▶ WHAT IS REQUIRED:
Copy out the whole listing exactly as written, leaving the pictures behind.

==== DATA ROWS ====

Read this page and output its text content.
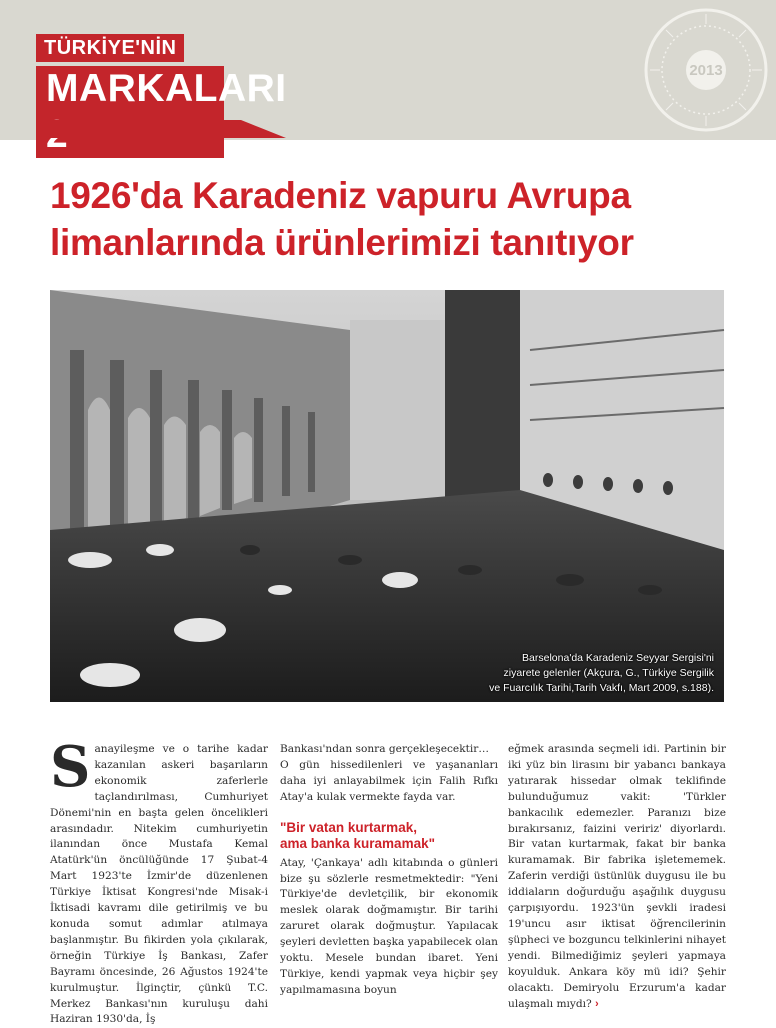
TÜRKİYE'NİN
MARKALARI	2013
1926'da Karadeniz vapuru Avrupa
limanlarında ürünlerimizi tanıtıyor
Barselona'da Karadeniz Seyyar Sergisi'ni
ziyarete gelenler (Akçura, G., Türkiye Sergilik
ve Fuarcılık Tarihi,Tarih Vakfı, Mart 2009, s.188).
Sanayileşme ve o tarihe kadar kazanılan askeri başarıların ekonomik zaferlerle taçlandırılması, Cumhuriyet Dönemi'nin en başta gelen öncelikleri arasındadır. Nitekim cumhuriyetin ilanından önce Mustafa Kemal Atatürk'ün öncülüğünde 17 Şubat-4 Mart 1923'te İzmir'de düzenlenen Türkiye İktisat Kongresi'nde Misak-i İktisadi kavramı dile getirilmiş ve bu konuda somut adımlar atılmaya başlanmıştır. Bu fikirden yola çıkılarak, örneğin Türkiye İş Bankası, Zafer Bayramı öncesinde, 26 Ağustos 1924'te kurulmuştur. İlginçtir, çünkü T.C. Merkez Bankası'nın kuruluşu dahi Haziran 1930'da, İş

Bankası'ndan sonra gerçekleşecektir…

O gün hissedilenleri ve yaşananları daha iyi anlayabilmek için Falih Rıfkı Atay'a kulak vermekte fayda var.

"Bir vatan kurtarmak,
ama banka kuramamak"

Atay, 'Çankaya' adlı kitabında o günleri bize şu sözlerle resmetmektedir: "Yeni Türkiye'de devletçilik, bir ekonomik meslek olarak doğmamıştır. Bir tarihi zaruret olarak doğmuştur. Yapılacak şeyleri devletten başka yapabilecek olan yoktu. Mesele bundan ibaret. Yeni Türkiye, kendi yapmak veya hiçbir şey yapılmamasına boyun

eğmek arasında seçmeli idi. Partinin bir iki yüz bin lirasını bir yabancı bankaya yatırarak hissedar olmak teklifinde bulunduğumuz vakit: 'Türkler bankacılık edemezler. Paranızı bize bırakırsanız, faizini veririz' diyorlardı. Bir vatan kurtarmak, fakat bir banka kuramamak. Bir fabrika işletememek. Zaferin verdiği üstünlük duygusu ile bu iddiaların doğurduğu aşağılık duygusu çarpışıyordu. 1923'ün şevkli iradesi 19'uncu asır iktisat öğrencilerinin şüpheci ve bozguncu telkinlerini nihayet yendi. Bilmediğimiz şeyleri yapmaya koyulduk. Ankara köy mü idi? Şehir olacaktı. Demiryolu Erzurum'a kadar ulaşmalı mıydı? ›
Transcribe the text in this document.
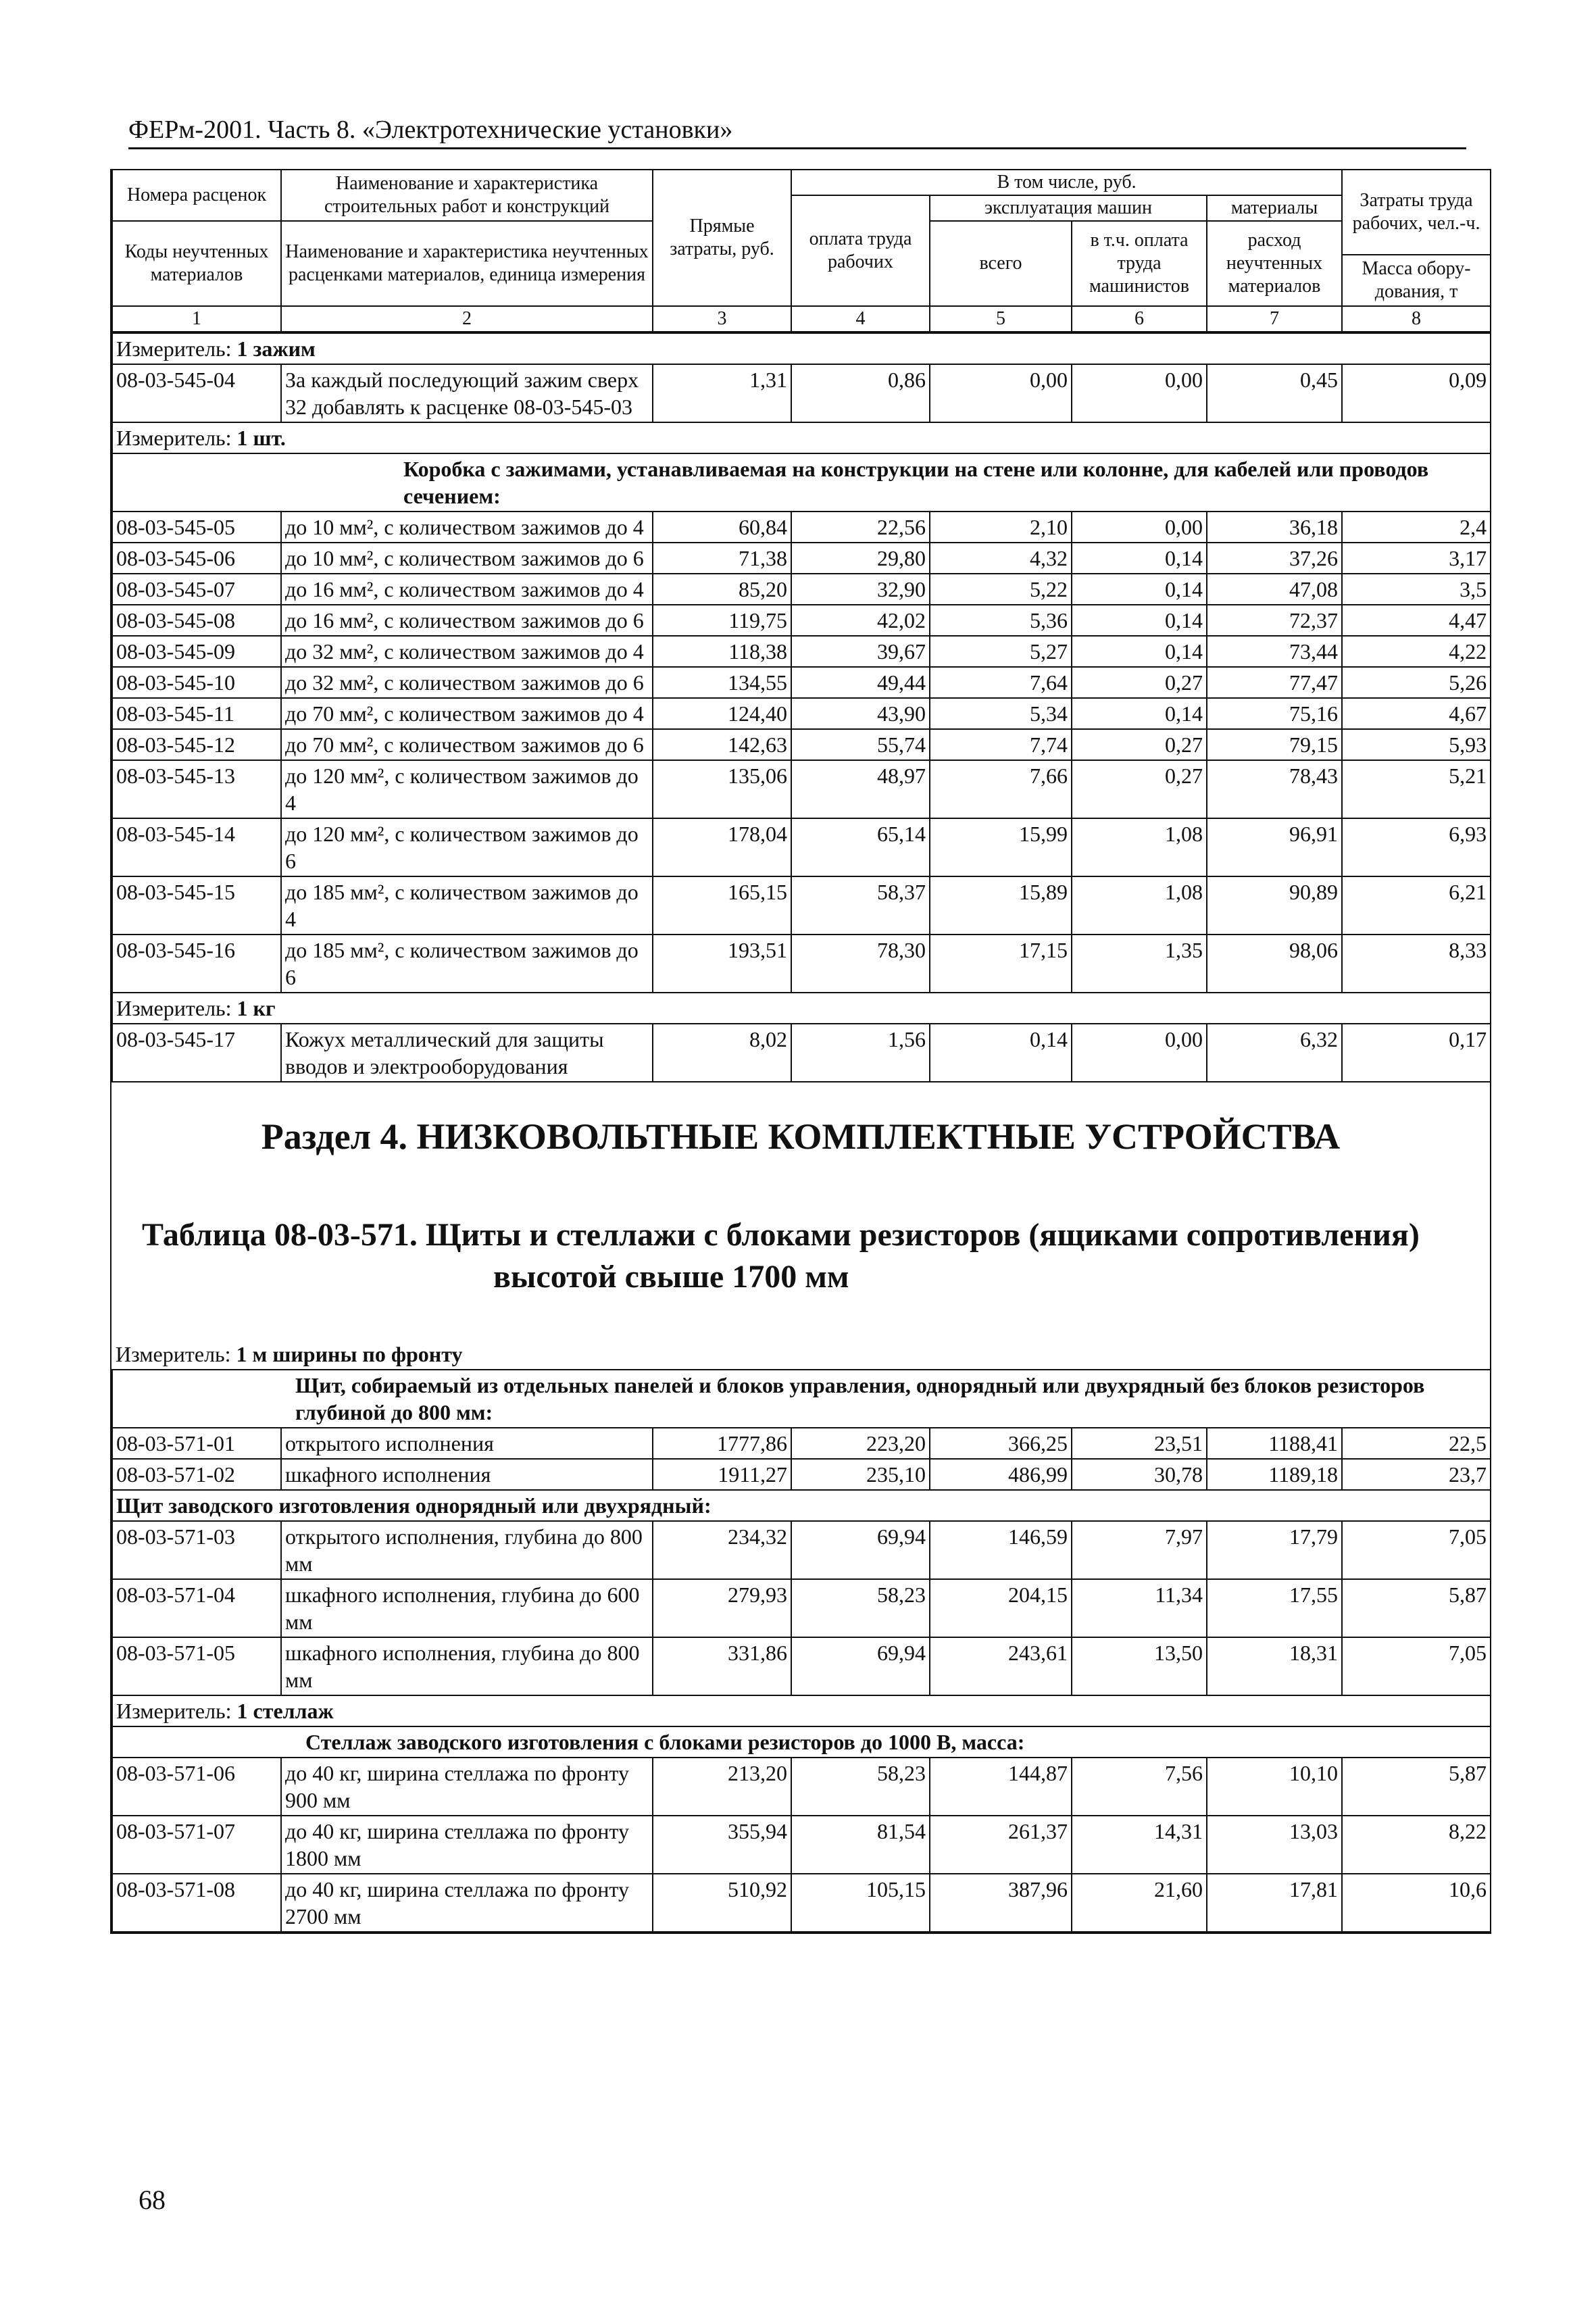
ФЕРм-2001. Часть 8. «Электротехнические установки»
Номера расценок	Наименование и характеристика строительных работ и конструкций	Прямые затраты, руб.	В том числе, руб.				Затраты труда рабочих, чел.-ч.
			оплата труда рабочих	эксплуатация машин		материалы	
Коды неучтенных материалов	Наименование и характеристика неучтенных расценками материалов, единица измерения			всего	в т.ч. оплата труда машинистов	расход неучтенных материалов	
							Масса обору-дования, т
1	2	3	4	5	6	7	8
Измеритель: 1 зажим							
08-03-545-04	За каждый последующий зажим сверх 32 добавлять к расценке 08-03-545-03	1,31	0,86	0,00	0,00	0,45	0,09
Измеритель: 1 шт.							
Коробка с зажимами, устанавливаемая на конструкции на стене или колонне, для кабелей или проводов сечением:							
08-03-545-05	до 10 мм², с количеством зажимов до 4	60,84	22,56	2,10	0,00	36,18	2,4
08-03-545-06	до 10 мм², с количеством зажимов до 6	71,38	29,80	4,32	0,14	37,26	3,17
08-03-545-07	до 16 мм², с количеством зажимов до 4	85,20	32,90	5,22	0,14	47,08	3,5
08-03-545-08	до 16 мм², с количеством зажимов до 6	119,75	42,02	5,36	0,14	72,37	4,47
08-03-545-09	до 32 мм², с количеством зажимов до 4	118,38	39,67	5,27	0,14	73,44	4,22
08-03-545-10	до 32 мм², с количеством зажимов до 6	134,55	49,44	7,64	0,27	77,47	5,26
08-03-545-11	до 70 мм², с количеством зажимов до 4	124,40	43,90	5,34	0,14	75,16	4,67
08-03-545-12	до 70 мм², с количеством зажимов до 6	142,63	55,74	7,74	0,27	79,15	5,93
08-03-545-13	до 120 мм², с количеством зажимов до 4	135,06	48,97	7,66	0,27	78,43	5,21
08-03-545-14	до 120 мм², с количеством зажимов до 6	178,04	65,14	15,99	1,08	96,91	6,93
08-03-545-15	до 185 мм², с количеством зажимов до 4	165,15	58,37	15,89	1,08	90,89	6,21
08-03-545-16	до 185 мм², с количеством зажимов до 6	193,51	78,30	17,15	1,35	98,06	8,33
Измеритель: 1 кг							
08-03-545-17	Кожух металлический для защиты вводов и электрооборудования	8,02	1,56	0,14	0,00	6,32	0,17
Раздел 4. НИЗКОВОЛЬТНЫЕ КОМПЛЕКТНЫЕ УСТРОЙСТВА
Таблица 08-03-571. Щиты и стеллажи с блоками резисторов (ящиками сопротивления)
высотой свыше 1700 мм
Измеритель: 1 м ширины по фронту							
Щит, собираемый из отдельных панелей и блоков управления, однорядный или двухрядный без блоков резисторов глубиной до 800 мм:							
08-03-571-01	открытого исполнения	1777,86	223,20	366,25	23,51	1188,41	22,5
08-03-571-02	шкафного исполнения	1911,27	235,10	486,99	30,78	1189,18	23,7
Щит заводского изготовления однорядный или двухрядный:							
08-03-571-03	открытого исполнения, глубина до 800 мм	234,32	69,94	146,59	7,97	17,79	7,05
08-03-571-04	шкафного исполнения, глубина до 600 мм	279,93	58,23	204,15	11,34	17,55	5,87
08-03-571-05	шкафного исполнения, глубина до 800 мм	331,86	69,94	243,61	13,50	18,31	7,05
Измеритель: 1 стеллаж							
Стеллаж заводского изготовления с блоками резисторов до 1000 В, масса:							
08-03-571-06	до 40 кг, ширина стеллажа по фронту 900 мм	213,20	58,23	144,87	7,56	10,10	5,87
08-03-571-07	до 40 кг, ширина стеллажа по фронту 1800 мм	355,94	81,54	261,37	14,31	13,03	8,22
08-03-571-08	до 40 кг, ширина стеллажа по фронту 2700 мм	510,92	105,15	387,96	21,60	17,81	10,6
68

====

▶ ANSWER TO THE TASK:
Read this page and output its text content.
TÜRKİYE'NİN
MARKALARI	2013
1926'da Karadeniz vapuru Avrupa
limanlarında ürünlerimizi tanıtıyor
Barselona'da Karadeniz Seyyar Sergisi'ni
ziyarete gelenler (Akçura, G., Türkiye Sergilik
ve Fuarcılık Tarihi,Tarih Vakfı, Mart 2009, s.188).
Sanayileşme ve o tarihe kadar kazanılan askeri başarıların ekonomik zaferlerle taçlandırılması, Cumhuriyet Dönemi'nin en başta gelen öncelikleri arasındadır. Nitekim cumhuriyetin ilanından önce Mustafa Kemal Atatürk'ün öncülüğünde 17 Şubat-4 Mart 1923'te İzmir'de düzenlenen Türkiye İktisat Kongresi'nde Misak-i İktisadi kavramı dile getirilmiş ve bu konuda somut adımlar atılmaya başlanmıştır. Bu fikirden yola çıkılarak, örneğin Türkiye İş Bankası, Zafer Bayramı öncesinde, 26 Ağustos 1924'te kurulmuştur. İlginçtir, çünkü T.C. Merkez Bankası'nın kuruluşu dahi Haziran 1930'da, İş

Bankası'ndan sonra gerçekleşecektir…

O gün hissedilenleri ve yaşananları daha iyi anlayabilmek için Falih Rıfkı Atay'a kulak vermekte fayda var.

"Bir vatan kurtarmak,
ama banka kuramamak"

Atay, 'Çankaya' adlı kitabında o günleri bize şu sözlerle resmetmektedir: "Yeni Türkiye'de devletçilik, bir ekonomik meslek olarak doğmamıştır. Bir tarihi zaruret olarak doğmuştur. Yapılacak şeyleri devletten başka yapabilecek olan yoktu. Mesele bundan ibaret. Yeni Türkiye, kendi yapmak veya hiçbir şey yapılmamasına boyun

eğmek arasında seçmeli idi. Partinin bir iki yüz bin lirasını bir yabancı bankaya yatırarak hissedar olmak teklifinde bulunduğumuz vakit: 'Türkler bankacılık edemezler. Paranızı bize bırakırsanız, faizini veririz' diyorlardı. Bir vatan kurtarmak, fakat bir banka kuramamak. Bir fabrika işletememek. Zaferin verdiği üstünlük duygusu ile bu iddiaların doğurduğu aşağılık duygusu çarpışıyordu. 1923'ün şevkli iradesi 19'uncu asır iktisat öğrencilerinin şüpheci ve bozguncu telkinlerini nihayet yendi. Bilmediğimiz şeyleri yapmaya koyulduk. Ankara köy mü idi? Şehir olacaktı. Demiryolu Erzurum'a kadar ulaşmalı mıydı? ›
Transcribe the text in this document.
ФЕРм-2001. Часть 8. «Электротехнические установки»
Номера расценок	Наименование и характеристика строительных работ и конструкций	Прямые затраты, руб.	В том числе, руб.				Затраты труда рабочих, чел.-ч.
			оплата труда рабочих	эксплуатация машин		материалы	
Коды неучтенных материалов	Наименование и характеристика неучтенных расценками материалов, единица измерения			всего	в т.ч. оплата труда машинистов	расход неучтенных материалов	
							Масса обору-дования, т
1	2	3	4	5	6	7	8
Измеритель: 1 зажим							
08-03-545-04	За каждый последующий зажим сверх 32 добавлять к расценке 08-03-545-03	1,31	0,86	0,00	0,00	0,45	0,09
Измеритель: 1 шт.							
Коробка с зажимами, устанавливаемая на конструкции на стене или колонне, для кабелей или проводов сечением:							
08-03-545-05	до 10 мм², с количеством зажимов до 4	60,84	22,56	2,10	0,00	36,18	2,4
08-03-545-06	до 10 мм², с количеством зажимов до 6	71,38	29,80	4,32	0,14	37,26	3,17
08-03-545-07	до 16 мм², с количеством зажимов до 4	85,20	32,90	5,22	0,14	47,08	3,5
08-03-545-08	до 16 мм², с количеством зажимов до 6	119,75	42,02	5,36	0,14	72,37	4,47
08-03-545-09	до 32 мм², с количеством зажимов до 4	118,38	39,67	5,27	0,14	73,44	4,22
08-03-545-10	до 32 мм², с количеством зажимов до 6	134,55	49,44	7,64	0,27	77,47	5,26
08-03-545-11	до 70 мм², с количеством зажимов до 4	124,40	43,90	5,34	0,14	75,16	4,67
08-03-545-12	до 70 мм², с количеством зажимов до 6	142,63	55,74	7,74	0,27	79,15	5,93
08-03-545-13	до 120 мм², с количеством зажимов до 4	135,06	48,97	7,66	0,27	78,43	5,21
08-03-545-14	до 120 мм², с количеством зажимов до 6	178,04	65,14	15,99	1,08	96,91	6,93
08-03-545-15	до 185 мм², с количеством зажимов до 4	165,15	58,37	15,89	1,08	90,89	6,21
08-03-545-16	до 185 мм², с количеством зажимов до 6	193,51	78,30	17,15	1,35	98,06	8,33
Измеритель: 1 кг							
08-03-545-17	Кожух металлический для защиты вводов и электрооборудования	8,02	1,56	0,14	0,00	6,32	0,17
Раздел 4. НИЗКОВОЛЬТНЫЕ КОМПЛЕКТНЫЕ УСТРОЙСТВА
Таблица 08-03-571. Щиты и стеллажи с блоками резисторов (ящиками сопротивления)
высотой свыше 1700 мм
Измеритель: 1 м ширины по фронту							
Щит, собираемый из отдельных панелей и блоков управления, однорядный или двухрядный без блоков резисторов глубиной до 800 мм:							
08-03-571-01	открытого исполнения	1777,86	223,20	366,25	23,51	1188,41	22,5
08-03-571-02	шкафного исполнения	1911,27	235,10	486,99	30,78	1189,18	23,7
Щит заводского изготовления однорядный или двухрядный:							
08-03-571-03	открытого исполнения, глубина до 800 мм	234,32	69,94	146,59	7,97	17,79	7,05
08-03-571-04	шкафного исполнения, глубина до 600 мм	279,93	58,23	204,15	11,34	17,55	5,87
08-03-571-05	шкафного исполнения, глубина до 800 мм	331,86	69,94	243,61	13,50	18,31	7,05
Измеритель: 1 стеллаж							
Стеллаж заводского изготовления с блоками резисторов до 1000 В, масса:							
08-03-571-06	до 40 кг, ширина стеллажа по фронту 900 мм	213,20	58,23	144,87	7,56	10,10	5,87
08-03-571-07	до 40 кг, ширина стеллажа по фронту 1800 мм	355,94	81,54	261,37	14,31	13,03	8,22
08-03-571-08	до 40 кг, ширина стеллажа по фронту 2700 мм	510,92	105,15	387,96	21,60	17,81	10,6
68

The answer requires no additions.